Dataset items:

- - - - -

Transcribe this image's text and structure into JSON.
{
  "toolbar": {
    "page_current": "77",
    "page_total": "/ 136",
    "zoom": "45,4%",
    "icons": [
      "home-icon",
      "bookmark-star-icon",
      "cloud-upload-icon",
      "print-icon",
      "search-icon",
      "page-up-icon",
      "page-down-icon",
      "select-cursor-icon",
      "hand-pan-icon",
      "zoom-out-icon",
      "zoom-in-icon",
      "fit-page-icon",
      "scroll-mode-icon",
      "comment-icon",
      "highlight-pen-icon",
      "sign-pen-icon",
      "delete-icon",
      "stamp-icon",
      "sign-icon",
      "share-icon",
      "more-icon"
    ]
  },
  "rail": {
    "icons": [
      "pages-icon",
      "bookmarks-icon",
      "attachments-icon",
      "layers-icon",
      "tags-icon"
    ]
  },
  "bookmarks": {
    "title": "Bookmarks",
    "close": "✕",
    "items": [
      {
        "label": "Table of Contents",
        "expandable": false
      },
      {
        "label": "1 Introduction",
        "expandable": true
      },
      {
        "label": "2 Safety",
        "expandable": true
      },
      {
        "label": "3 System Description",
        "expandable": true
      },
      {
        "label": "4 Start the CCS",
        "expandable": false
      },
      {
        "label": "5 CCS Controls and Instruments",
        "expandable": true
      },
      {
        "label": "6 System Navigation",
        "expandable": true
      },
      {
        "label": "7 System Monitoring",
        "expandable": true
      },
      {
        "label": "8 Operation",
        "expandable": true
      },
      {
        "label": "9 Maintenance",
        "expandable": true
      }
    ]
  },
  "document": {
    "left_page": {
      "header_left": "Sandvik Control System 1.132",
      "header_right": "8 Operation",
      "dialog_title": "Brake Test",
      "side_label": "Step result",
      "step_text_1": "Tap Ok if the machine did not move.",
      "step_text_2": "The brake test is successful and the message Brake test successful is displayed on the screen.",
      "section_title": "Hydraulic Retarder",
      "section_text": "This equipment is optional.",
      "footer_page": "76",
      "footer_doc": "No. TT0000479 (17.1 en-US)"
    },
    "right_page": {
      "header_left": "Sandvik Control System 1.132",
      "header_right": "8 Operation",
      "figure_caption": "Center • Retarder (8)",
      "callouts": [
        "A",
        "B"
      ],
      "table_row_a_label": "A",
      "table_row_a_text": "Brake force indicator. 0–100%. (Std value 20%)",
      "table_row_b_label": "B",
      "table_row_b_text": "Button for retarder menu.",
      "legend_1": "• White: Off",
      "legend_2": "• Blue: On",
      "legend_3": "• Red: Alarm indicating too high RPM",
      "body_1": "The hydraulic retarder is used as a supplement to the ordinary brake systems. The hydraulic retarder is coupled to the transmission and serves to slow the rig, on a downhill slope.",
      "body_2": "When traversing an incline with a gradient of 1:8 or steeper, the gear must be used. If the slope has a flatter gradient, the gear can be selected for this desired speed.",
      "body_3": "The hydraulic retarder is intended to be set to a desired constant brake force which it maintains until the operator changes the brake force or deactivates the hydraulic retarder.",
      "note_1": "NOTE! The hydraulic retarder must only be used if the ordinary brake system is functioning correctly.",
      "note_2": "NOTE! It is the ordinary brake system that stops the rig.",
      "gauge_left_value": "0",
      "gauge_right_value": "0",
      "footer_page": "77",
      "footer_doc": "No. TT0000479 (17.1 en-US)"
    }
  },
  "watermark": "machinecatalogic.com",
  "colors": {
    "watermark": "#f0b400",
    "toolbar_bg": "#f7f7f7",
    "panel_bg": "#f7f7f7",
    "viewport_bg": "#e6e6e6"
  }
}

- - - - -

* Task description *
Type out all of the material again, word for word.

* Output below *
Transcribe this image's text and structure into JSON.
{
  "toolbar": {
    "page_current": "77",
    "page_total": "/ 136",
    "zoom": "45,4%",
    "icons": [
      "home-icon",
      "bookmark-star-icon",
      "cloud-upload-icon",
      "print-icon",
      "search-icon",
      "page-up-icon",
      "page-down-icon",
      "select-cursor-icon",
      "hand-pan-icon",
      "zoom-out-icon",
      "zoom-in-icon",
      "fit-page-icon",
      "scroll-mode-icon",
      "comment-icon",
      "highlight-pen-icon",
      "sign-pen-icon",
      "delete-icon",
      "stamp-icon",
      "sign-icon",
      "share-icon",
      "more-icon"
    ]
  },
  "rail": {
    "icons": [
      "pages-icon",
      "bookmarks-icon",
      "attachments-icon",
      "layers-icon",
      "tags-icon"
    ]
  },
  "bookmarks": {
    "title": "Bookmarks",
    "close": "✕",
    "items": [
      {
        "label": "Table of Contents",
        "expandable": false
      },
      {
        "label": "1 Introduction",
        "expandable": true
      },
      {
        "label": "2 Safety",
        "expandable": true
      },
      {
        "label": "3 System Description",
        "expandable": true
      },
      {
        "label": "4 Start the CCS",
        "expandable": false
      },
      {
        "label": "5 CCS Controls and Instruments",
        "expandable": true
      },
      {
        "label": "6 System Navigation",
        "expandable": true
      },
      {
        "label": "7 System Monitoring",
        "expandable": true
      },
      {
        "label": "8 Operation",
        "expandable": true
      },
      {
        "label": "9 Maintenance",
        "expandable": true
      }
    ]
  },
  "document": {
    "left_page": {
      "header_left": "Sandvik Control System 1.132",
      "header_right": "8 Operation",
      "dialog_title": "Brake Test",
      "side_label": "Step result",
      "step_text_1": "Tap Ok if the machine did not move.",
      "step_text_2": "The brake test is successful and the message Brake test successful is displayed on the screen.",
      "section_title": "Hydraulic Retarder",
      "section_text": "This equipment is optional.",
      "footer_page": "76",
      "footer_doc": "No. TT0000479 (17.1 en-US)"
    },
    "right_page": {
      "header_left": "Sandvik Control System 1.132",
      "header_right": "8 Operation",
      "figure_caption": "Center • Retarder (8)",
      "callouts": [
        "A",
        "B"
      ],
      "table_row_a_label": "A",
      "table_row_a_text": "Brake force indicator. 0–100%. (Std value 20%)",
      "table_row_b_label": "B",
      "table_row_b_text": "Button for retarder menu.",
      "legend_1": "• White: Off",
      "legend_2": "• Blue: On",
      "legend_3": "• Red: Alarm indicating too high RPM",
      "body_1": "The hydraulic retarder is used as a supplement to the ordinary brake systems. The hydraulic retarder is coupled to the transmission and serves to slow the rig, on a downhill slope.",
      "body_2": "When traversing an incline with a gradient of 1:8 or steeper, the gear must be used. If the slope has a flatter gradient, the gear can be selected for this desired speed.",
      "body_3": "The hydraulic retarder is intended to be set to a desired constant brake force which it maintains until the operator changes the brake force or deactivates the hydraulic retarder.",
      "note_1": "NOTE! The hydraulic retarder must only be used if the ordinary brake system is functioning correctly.",
      "note_2": "NOTE! It is the ordinary brake system that stops the rig.",
      "gauge_left_value": "0",
      "gauge_right_value": "0",
      "footer_page": "77",
      "footer_doc": "No. TT0000479 (17.1 en-US)"
    }
  },
  "watermark": "machinecatalogic.com",
  "colors": {
    "watermark": "#f0b400",
    "toolbar_bg": "#f7f7f7",
    "panel_bg": "#f7f7f7",
    "viewport_bg": "#e6e6e6"
  }
}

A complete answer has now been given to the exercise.